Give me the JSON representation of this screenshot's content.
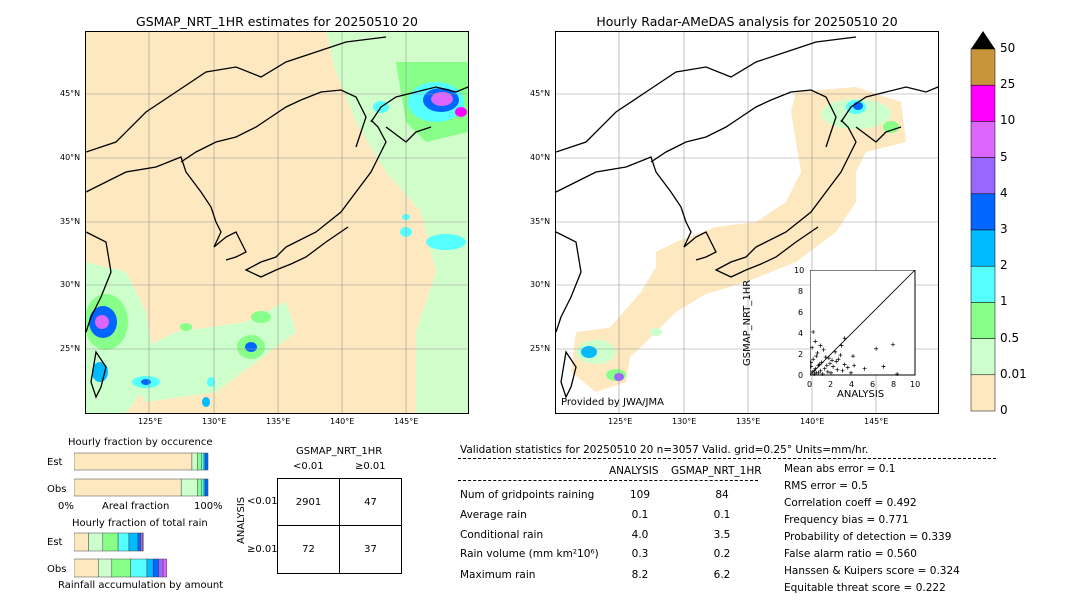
{
  "left_map": {
    "title": "GSMAP_NRT_1HR estimates for 20250510 20",
    "lat_ticks": [
      "45°N",
      "40°N",
      "35°N",
      "30°N",
      "25°N"
    ],
    "lon_ticks": [
      "125°E",
      "130°E",
      "135°E",
      "140°E",
      "145°E"
    ]
  },
  "right_map": {
    "title": "Hourly Radar-AMeDAS analysis for 20250510 20",
    "lat_ticks": [
      "45°N",
      "40°N",
      "35°N",
      "30°N",
      "25°N"
    ],
    "lon_ticks": [
      "125°E",
      "130°E",
      "135°E",
      "140°E",
      "145°E"
    ],
    "credit": "Provided by JWA/JMA"
  },
  "colorbar": {
    "labels": [
      "50",
      "25",
      "10",
      "5",
      "4",
      "3",
      "2",
      "1",
      "0.5",
      "0.01",
      "0"
    ],
    "colors": [
      "#c8943c",
      "#ff00ff",
      "#dd66ff",
      "#9966ff",
      "#0066ff",
      "#00bbff",
      "#55ffff",
      "#88ff88",
      "#ccffcc",
      "#ffe8c0"
    ]
  },
  "scatter": {
    "ylabel": "GSMAP_NRT_1HR",
    "xlabel": "ANALYSIS",
    "ticks": [
      "0",
      "2",
      "4",
      "6",
      "8",
      "10"
    ],
    "top_tick": "10"
  },
  "fraction_occurrence": {
    "title": "Hourly fraction by occurence",
    "rows": [
      "Est",
      "Obs"
    ],
    "axis_left": "0%",
    "axis_mid": "Areal fraction",
    "axis_right": "100%"
  },
  "fraction_total": {
    "title": "Hourly fraction of total rain",
    "rows": [
      "Est",
      "Obs"
    ],
    "footer": "Rainfall accumulation by amount"
  },
  "contingency": {
    "col_title": "GSMAP_NRT_1HR",
    "col_lt": "<0.01",
    "col_ge": "≥0.01",
    "row_title": "ANALYSIS",
    "row_lt": "<0.01",
    "row_ge": "≥0.01",
    "a": "2901",
    "b": "47",
    "c": "72",
    "d": "37"
  },
  "stats": {
    "header": "Validation statistics for 20250510 20  n=3057 Valid. grid=0.25°  Units=mm/hr.",
    "col_analysis": "ANALYSIS",
    "col_gsmap": "GSMAP_NRT_1HR",
    "rows": [
      {
        "label": "Num of gridpoints raining",
        "analysis": "109",
        "gsmap": "84"
      },
      {
        "label": "Average rain",
        "analysis": "0.1",
        "gsmap": "0.1"
      },
      {
        "label": "Conditional rain",
        "analysis": "4.0",
        "gsmap": "3.5"
      },
      {
        "label": "Rain volume (mm km²10⁶)",
        "analysis": "0.3",
        "gsmap": "0.2"
      },
      {
        "label": "Maximum rain",
        "analysis": "8.2",
        "gsmap": "6.2"
      }
    ],
    "scores": [
      "Mean abs error =    0.1",
      "RMS error =    0.5",
      "Correlation coeff =  0.492",
      "Frequency bias =  0.771",
      "Probability of detection =  0.339",
      "False alarm ratio =  0.560",
      "Hanssen & Kuipers score =  0.324",
      "Equitable threat score =  0.222"
    ]
  },
  "chart_data": [
    {
      "type": "scatter",
      "xlabel": "ANALYSIS",
      "ylabel": "GSMAP_NRT_1HR",
      "xlim": [
        0,
        10
      ],
      "ylim": [
        0,
        10
      ],
      "points": [
        [
          0.2,
          0.3
        ],
        [
          0.4,
          0.1
        ],
        [
          0.5,
          0.6
        ],
        [
          0.6,
          0.2
        ],
        [
          0.8,
          0.9
        ],
        [
          1.0,
          0.4
        ],
        [
          1.1,
          1.2
        ],
        [
          1.2,
          0.1
        ],
        [
          0.3,
          1.5
        ],
        [
          0.7,
          2.1
        ],
        [
          0.9,
          1.0
        ],
        [
          1.4,
          0.6
        ],
        [
          1.5,
          1.7
        ],
        [
          1.7,
          0.3
        ],
        [
          1.9,
          1.1
        ],
        [
          2.0,
          0.2
        ],
        [
          2.2,
          0.8
        ],
        [
          2.5,
          1.3
        ],
        [
          2.6,
          0.5
        ],
        [
          2.9,
          1.9
        ],
        [
          3.1,
          0.4
        ],
        [
          3.3,
          1.0
        ],
        [
          3.6,
          0.7
        ],
        [
          3.9,
          0.2
        ],
        [
          4.2,
          0.9
        ],
        [
          0.2,
          2.6
        ],
        [
          0.5,
          3.2
        ],
        [
          0.3,
          4.1
        ],
        [
          0.6,
          1.8
        ],
        [
          1.3,
          2.4
        ],
        [
          1.8,
          1.6
        ],
        [
          2.4,
          2.2
        ],
        [
          3.0,
          2.8
        ],
        [
          3.3,
          3.5
        ],
        [
          2.7,
          1.5
        ],
        [
          4.1,
          1.8
        ],
        [
          5.2,
          0.6
        ],
        [
          6.3,
          2.5
        ],
        [
          7.0,
          0.8
        ],
        [
          7.9,
          2.9
        ],
        [
          8.3,
          0.1
        ],
        [
          0.1,
          0.8
        ],
        [
          0.1,
          1.2
        ],
        [
          0.4,
          0.4
        ],
        [
          1.6,
          0.9
        ],
        [
          2.1,
          1.4
        ],
        [
          0.8,
          0.2
        ],
        [
          1.0,
          2.8
        ]
      ]
    },
    {
      "type": "bar",
      "title": "Hourly fraction by occurence",
      "categories": [
        "Est",
        "Obs"
      ],
      "series": [
        {
          "values": [
            0.88,
            0.8
          ]
        },
        {
          "values": [
            0.04,
            0.12
          ]
        },
        {
          "values": [
            0.03,
            0.03
          ]
        },
        {
          "values": [
            0.02,
            0.02
          ]
        },
        {
          "values": [
            0.01,
            0.01
          ]
        },
        {
          "values": [
            0.02,
            0.02
          ]
        }
      ]
    },
    {
      "type": "bar",
      "title": "Hourly fraction of total rain",
      "categories": [
        "Est",
        "Obs"
      ],
      "series": [
        {
          "values": [
            0.16,
            0.27
          ]
        },
        {
          "values": [
            0.16,
            0.15
          ]
        },
        {
          "values": [
            0.17,
            0.21
          ]
        },
        {
          "values": [
            0.12,
            0.18
          ]
        },
        {
          "values": [
            0.1,
            0.07
          ]
        },
        {
          "values": [
            0.03,
            0.06
          ]
        },
        {
          "values": [
            0.02,
            0.05
          ]
        },
        {
          "values": [
            0.01,
            0.04
          ]
        }
      ]
    }
  ]
}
════
EXERCISE OBJECTIVE: Leave out the pictures and copy everything else in the records word for word.

ANSWER:
Give me the JSON representation of this screenshot's content.
{
  "left_map": {
    "title": "GSMAP_NRT_1HR estimates for 20250510 20",
    "lat_ticks": [
      "45°N",
      "40°N",
      "35°N",
      "30°N",
      "25°N"
    ],
    "lon_ticks": [
      "125°E",
      "130°E",
      "135°E",
      "140°E",
      "145°E"
    ]
  },
  "right_map": {
    "title": "Hourly Radar-AMeDAS analysis for 20250510 20",
    "lat_ticks": [
      "45°N",
      "40°N",
      "35°N",
      "30°N",
      "25°N"
    ],
    "lon_ticks": [
      "125°E",
      "130°E",
      "135°E",
      "140°E",
      "145°E"
    ],
    "credit": "Provided by JWA/JMA"
  },
  "colorbar": {
    "labels": [
      "50",
      "25",
      "10",
      "5",
      "4",
      "3",
      "2",
      "1",
      "0.5",
      "0.01",
      "0"
    ],
    "colors": [
      "#c8943c",
      "#ff00ff",
      "#dd66ff",
      "#9966ff",
      "#0066ff",
      "#00bbff",
      "#55ffff",
      "#88ff88",
      "#ccffcc",
      "#ffe8c0"
    ]
  },
  "scatter": {
    "ylabel": "GSMAP_NRT_1HR",
    "xlabel": "ANALYSIS",
    "ticks": [
      "0",
      "2",
      "4",
      "6",
      "8",
      "10"
    ],
    "top_tick": "10"
  },
  "fraction_occurrence": {
    "title": "Hourly fraction by occurence",
    "rows": [
      "Est",
      "Obs"
    ],
    "axis_left": "0%",
    "axis_mid": "Areal fraction",
    "axis_right": "100%"
  },
  "fraction_total": {
    "title": "Hourly fraction of total rain",
    "rows": [
      "Est",
      "Obs"
    ],
    "footer": "Rainfall accumulation by amount"
  },
  "contingency": {
    "col_title": "GSMAP_NRT_1HR",
    "col_lt": "<0.01",
    "col_ge": "≥0.01",
    "row_title": "ANALYSIS",
    "row_lt": "<0.01",
    "row_ge": "≥0.01",
    "a": "2901",
    "b": "47",
    "c": "72",
    "d": "37"
  },
  "stats": {
    "header": "Validation statistics for 20250510 20  n=3057 Valid. grid=0.25°  Units=mm/hr.",
    "col_analysis": "ANALYSIS",
    "col_gsmap": "GSMAP_NRT_1HR",
    "rows": [
      {
        "label": "Num of gridpoints raining",
        "analysis": "109",
        "gsmap": "84"
      },
      {
        "label": "Average rain",
        "analysis": "0.1",
        "gsmap": "0.1"
      },
      {
        "label": "Conditional rain",
        "analysis": "4.0",
        "gsmap": "3.5"
      },
      {
        "label": "Rain volume (mm km²10⁶)",
        "analysis": "0.3",
        "gsmap": "0.2"
      },
      {
        "label": "Maximum rain",
        "analysis": "8.2",
        "gsmap": "6.2"
      }
    ],
    "scores": [
      "Mean abs error =    0.1",
      "RMS error =    0.5",
      "Correlation coeff =  0.492",
      "Frequency bias =  0.771",
      "Probability of detection =  0.339",
      "False alarm ratio =  0.560",
      "Hanssen & Kuipers score =  0.324",
      "Equitable threat score =  0.222"
    ]
  },
  "chart_data": [
    {
      "type": "scatter",
      "xlabel": "ANALYSIS",
      "ylabel": "GSMAP_NRT_1HR",
      "xlim": [
        0,
        10
      ],
      "ylim": [
        0,
        10
      ],
      "points": [
        [
          0.2,
          0.3
        ],
        [
          0.4,
          0.1
        ],
        [
          0.5,
          0.6
        ],
        [
          0.6,
          0.2
        ],
        [
          0.8,
          0.9
        ],
        [
          1.0,
          0.4
        ],
        [
          1.1,
          1.2
        ],
        [
          1.2,
          0.1
        ],
        [
          0.3,
          1.5
        ],
        [
          0.7,
          2.1
        ],
        [
          0.9,
          1.0
        ],
        [
          1.4,
          0.6
        ],
        [
          1.5,
          1.7
        ],
        [
          1.7,
          0.3
        ],
        [
          1.9,
          1.1
        ],
        [
          2.0,
          0.2
        ],
        [
          2.2,
          0.8
        ],
        [
          2.5,
          1.3
        ],
        [
          2.6,
          0.5
        ],
        [
          2.9,
          1.9
        ],
        [
          3.1,
          0.4
        ],
        [
          3.3,
          1.0
        ],
        [
          3.6,
          0.7
        ],
        [
          3.9,
          0.2
        ],
        [
          4.2,
          0.9
        ],
        [
          0.2,
          2.6
        ],
        [
          0.5,
          3.2
        ],
        [
          0.3,
          4.1
        ],
        [
          0.6,
          1.8
        ],
        [
          1.3,
          2.4
        ],
        [
          1.8,
          1.6
        ],
        [
          2.4,
          2.2
        ],
        [
          3.0,
          2.8
        ],
        [
          3.3,
          3.5
        ],
        [
          2.7,
          1.5
        ],
        [
          4.1,
          1.8
        ],
        [
          5.2,
          0.6
        ],
        [
          6.3,
          2.5
        ],
        [
          7.0,
          0.8
        ],
        [
          7.9,
          2.9
        ],
        [
          8.3,
          0.1
        ],
        [
          0.1,
          0.8
        ],
        [
          0.1,
          1.2
        ],
        [
          0.4,
          0.4
        ],
        [
          1.6,
          0.9
        ],
        [
          2.1,
          1.4
        ],
        [
          0.8,
          0.2
        ],
        [
          1.0,
          2.8
        ]
      ]
    },
    {
      "type": "bar",
      "title": "Hourly fraction by occurence",
      "categories": [
        "Est",
        "Obs"
      ],
      "series": [
        {
          "values": [
            0.88,
            0.8
          ]
        },
        {
          "values": [
            0.04,
            0.12
          ]
        },
        {
          "values": [
            0.03,
            0.03
          ]
        },
        {
          "values": [
            0.02,
            0.02
          ]
        },
        {
          "values": [
            0.01,
            0.01
          ]
        },
        {
          "values": [
            0.02,
            0.02
          ]
        }
      ]
    },
    {
      "type": "bar",
      "title": "Hourly fraction of total rain",
      "categories": [
        "Est",
        "Obs"
      ],
      "series": [
        {
          "values": [
            0.16,
            0.27
          ]
        },
        {
          "values": [
            0.16,
            0.15
          ]
        },
        {
          "values": [
            0.17,
            0.21
          ]
        },
        {
          "values": [
            0.12,
            0.18
          ]
        },
        {
          "values": [
            0.1,
            0.07
          ]
        },
        {
          "values": [
            0.03,
            0.06
          ]
        },
        {
          "values": [
            0.02,
            0.05
          ]
        },
        {
          "values": [
            0.01,
            0.04
          ]
        }
      ]
    }
  ]
}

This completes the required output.